* Start Extracted data *
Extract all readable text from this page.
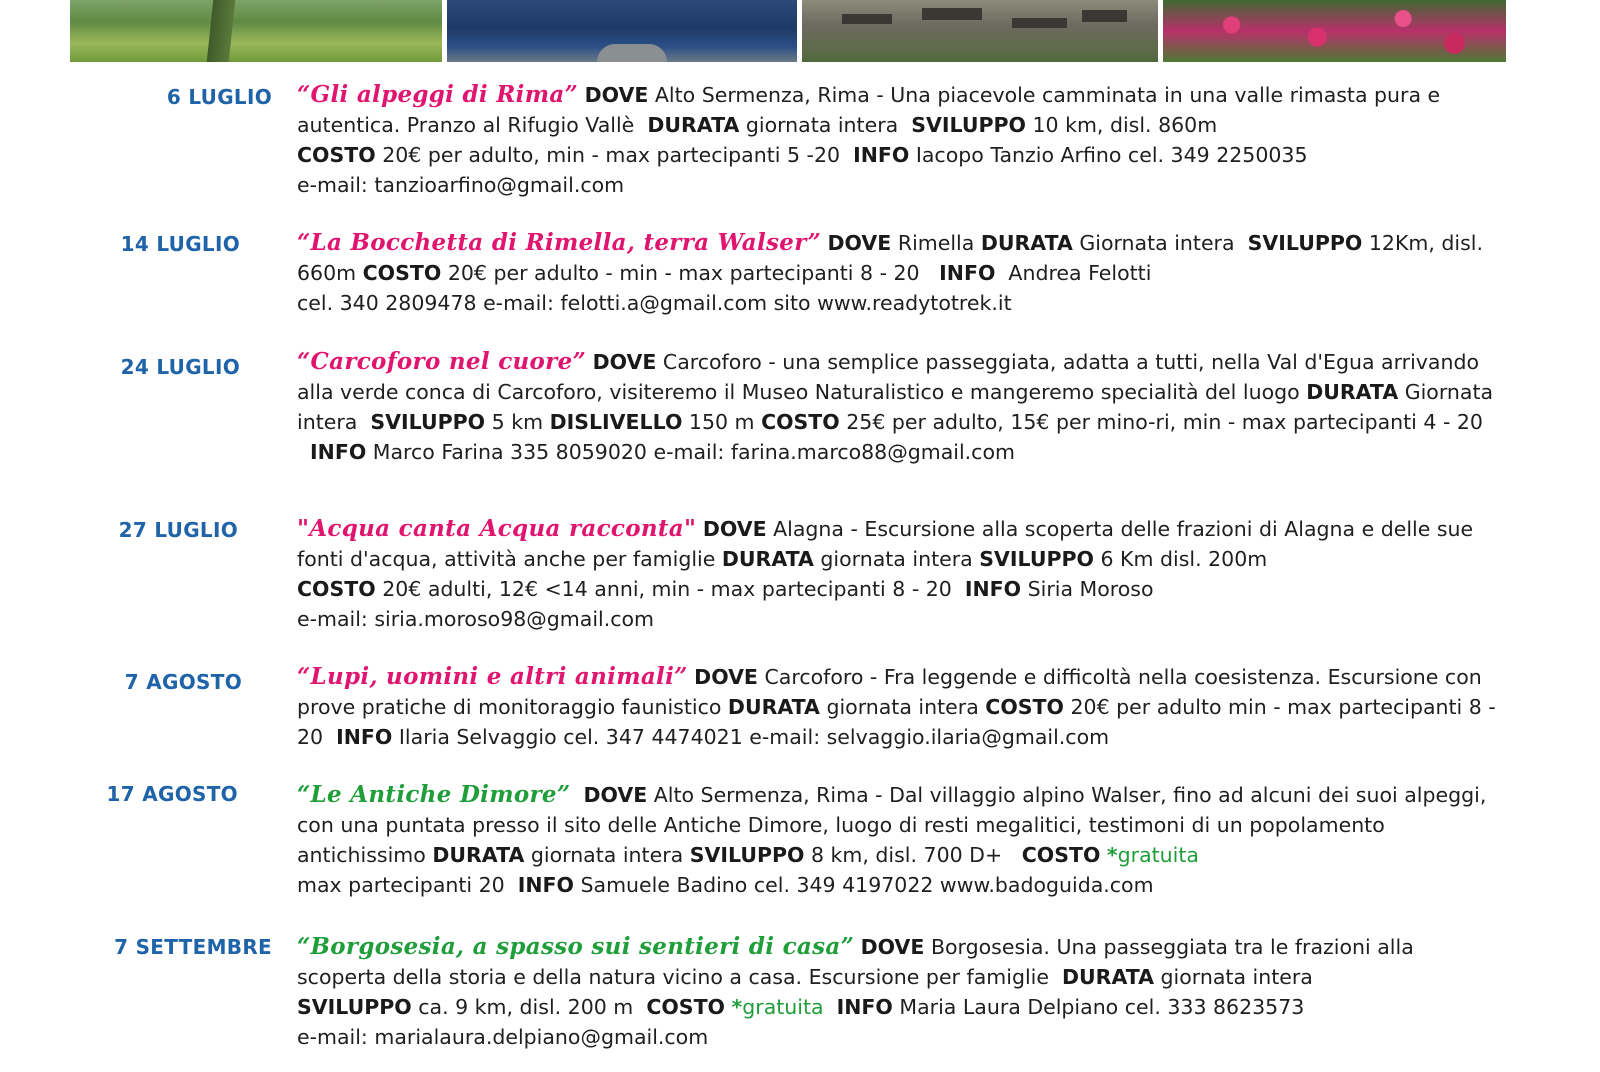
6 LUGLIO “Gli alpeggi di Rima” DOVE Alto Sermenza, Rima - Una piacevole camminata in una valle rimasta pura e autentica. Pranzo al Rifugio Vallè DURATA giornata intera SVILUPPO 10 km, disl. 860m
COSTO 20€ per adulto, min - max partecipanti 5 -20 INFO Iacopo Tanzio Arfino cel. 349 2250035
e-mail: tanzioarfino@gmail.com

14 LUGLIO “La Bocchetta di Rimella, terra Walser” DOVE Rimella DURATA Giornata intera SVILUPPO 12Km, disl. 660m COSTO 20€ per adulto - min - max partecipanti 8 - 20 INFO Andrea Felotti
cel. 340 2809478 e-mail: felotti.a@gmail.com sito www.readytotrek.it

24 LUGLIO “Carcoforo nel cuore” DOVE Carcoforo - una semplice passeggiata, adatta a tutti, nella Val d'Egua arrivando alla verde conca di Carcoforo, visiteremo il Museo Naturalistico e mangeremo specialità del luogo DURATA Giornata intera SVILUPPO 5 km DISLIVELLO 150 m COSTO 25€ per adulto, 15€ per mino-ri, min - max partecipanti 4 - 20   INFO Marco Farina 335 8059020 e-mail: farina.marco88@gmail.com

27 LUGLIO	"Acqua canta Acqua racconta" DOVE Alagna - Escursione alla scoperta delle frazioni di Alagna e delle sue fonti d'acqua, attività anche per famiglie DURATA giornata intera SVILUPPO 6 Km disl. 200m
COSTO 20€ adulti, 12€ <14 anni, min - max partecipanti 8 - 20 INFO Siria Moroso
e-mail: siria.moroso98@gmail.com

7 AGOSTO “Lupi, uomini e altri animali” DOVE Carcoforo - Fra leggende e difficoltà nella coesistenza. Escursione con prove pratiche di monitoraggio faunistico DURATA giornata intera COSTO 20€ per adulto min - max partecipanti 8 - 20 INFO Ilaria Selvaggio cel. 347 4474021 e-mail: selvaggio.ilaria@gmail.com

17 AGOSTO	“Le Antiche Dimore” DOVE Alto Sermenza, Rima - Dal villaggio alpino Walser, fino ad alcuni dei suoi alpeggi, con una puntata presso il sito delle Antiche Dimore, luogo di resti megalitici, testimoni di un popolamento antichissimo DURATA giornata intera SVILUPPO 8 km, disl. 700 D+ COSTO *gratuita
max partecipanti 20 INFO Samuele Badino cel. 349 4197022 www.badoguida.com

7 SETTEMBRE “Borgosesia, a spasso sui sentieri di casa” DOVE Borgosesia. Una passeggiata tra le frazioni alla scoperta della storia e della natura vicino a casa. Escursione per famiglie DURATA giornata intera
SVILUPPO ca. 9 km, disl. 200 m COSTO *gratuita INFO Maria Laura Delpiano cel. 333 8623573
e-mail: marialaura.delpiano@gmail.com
* End Extracted data *
* Start Extracted data *
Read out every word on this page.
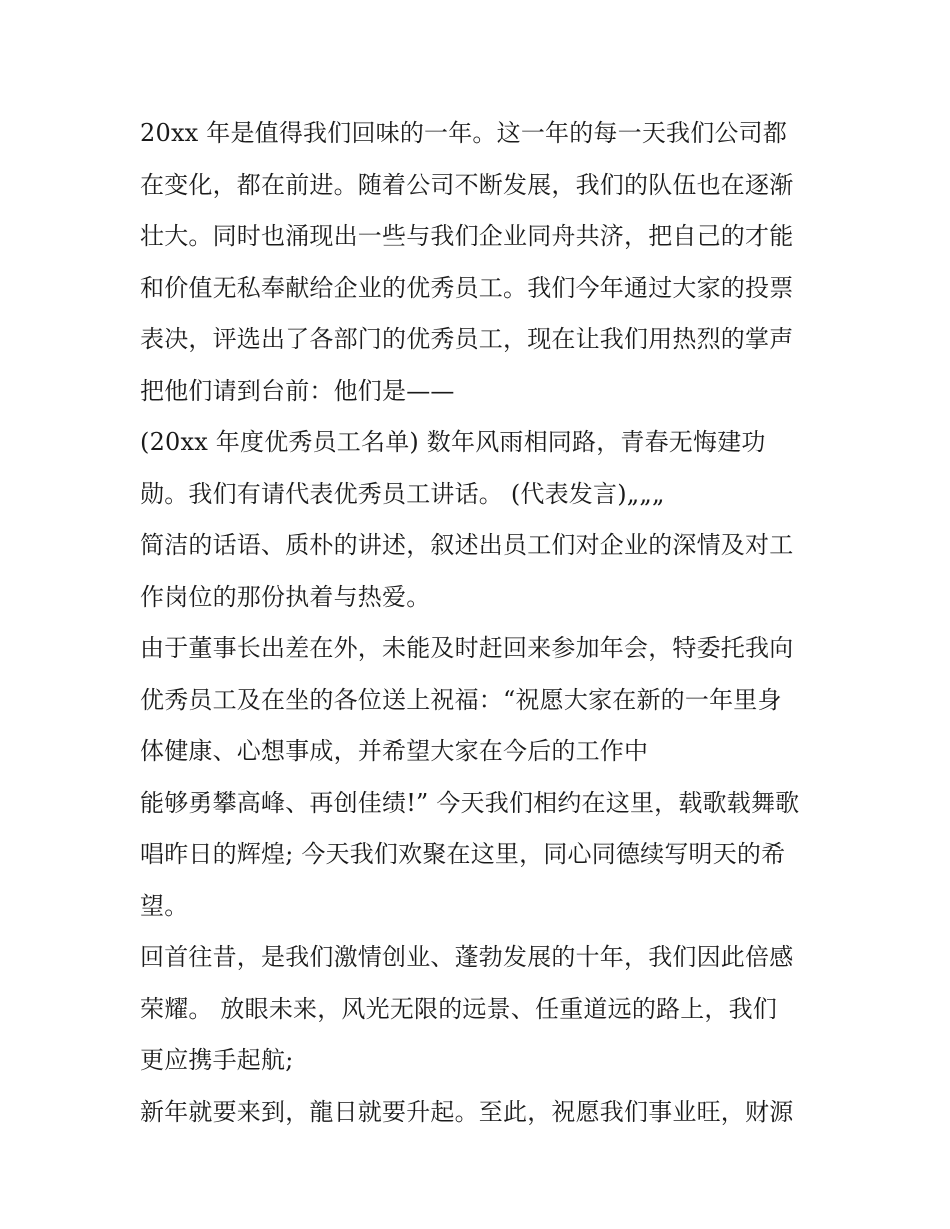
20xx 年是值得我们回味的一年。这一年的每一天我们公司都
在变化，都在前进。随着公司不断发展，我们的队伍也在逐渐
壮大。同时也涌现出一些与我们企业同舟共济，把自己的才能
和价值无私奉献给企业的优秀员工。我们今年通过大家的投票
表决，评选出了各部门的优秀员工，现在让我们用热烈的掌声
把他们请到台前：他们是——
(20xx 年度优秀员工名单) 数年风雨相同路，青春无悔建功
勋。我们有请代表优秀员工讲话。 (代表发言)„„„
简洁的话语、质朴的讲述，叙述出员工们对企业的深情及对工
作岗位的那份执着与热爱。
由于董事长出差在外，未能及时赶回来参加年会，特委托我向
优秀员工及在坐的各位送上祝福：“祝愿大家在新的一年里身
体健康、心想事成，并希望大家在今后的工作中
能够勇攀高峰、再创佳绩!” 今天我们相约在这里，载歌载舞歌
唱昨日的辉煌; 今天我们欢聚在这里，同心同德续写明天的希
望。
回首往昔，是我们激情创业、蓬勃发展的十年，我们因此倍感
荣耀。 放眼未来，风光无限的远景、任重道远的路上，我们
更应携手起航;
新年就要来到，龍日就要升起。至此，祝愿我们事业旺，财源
* End Extracted data *
» Problem to work on
Pick out every line above that holds the word "gmail" and copy it.

» Exercise output
e-mail: tanzioarfino@gmail.com
cel. 340 2809478 e-mail: felotti.a@gmail.com sito www.readytotrek.it
24 LUGLIO “Carcoforo nel cuore” DOVE Carcoforo - una semplice passeggiata, adatta a tutti, nella Val d'Egua arrivando alla verde conca di Carcoforo, visiteremo il Museo Naturalistico e mangeremo specialità del luogo DURATA Giornata intera SVILUPPO 5 km DISLIVELLO 150 m COSTO 25€ per adulto, 15€ per mino-ri, min - max partecipanti 4 - 20   INFO Marco Farina 335 8059020 e-mail: farina.marco88@gmail.com
e-mail: siria.moroso98@gmail.com
7 AGOSTO “Lupi, uomini e altri animali” DOVE Carcoforo - Fra leggende e difficoltà nella coesistenza. Escursione con prove pratiche di monitoraggio faunistico DURATA giornata intera COSTO 20€ per adulto min - max partecipanti 8 - 20 INFO Ilaria Selvaggio cel. 347 4474021 e-mail: selvaggio.ilaria@gmail.com
e-mail: marialaura.delpiano@gmail.com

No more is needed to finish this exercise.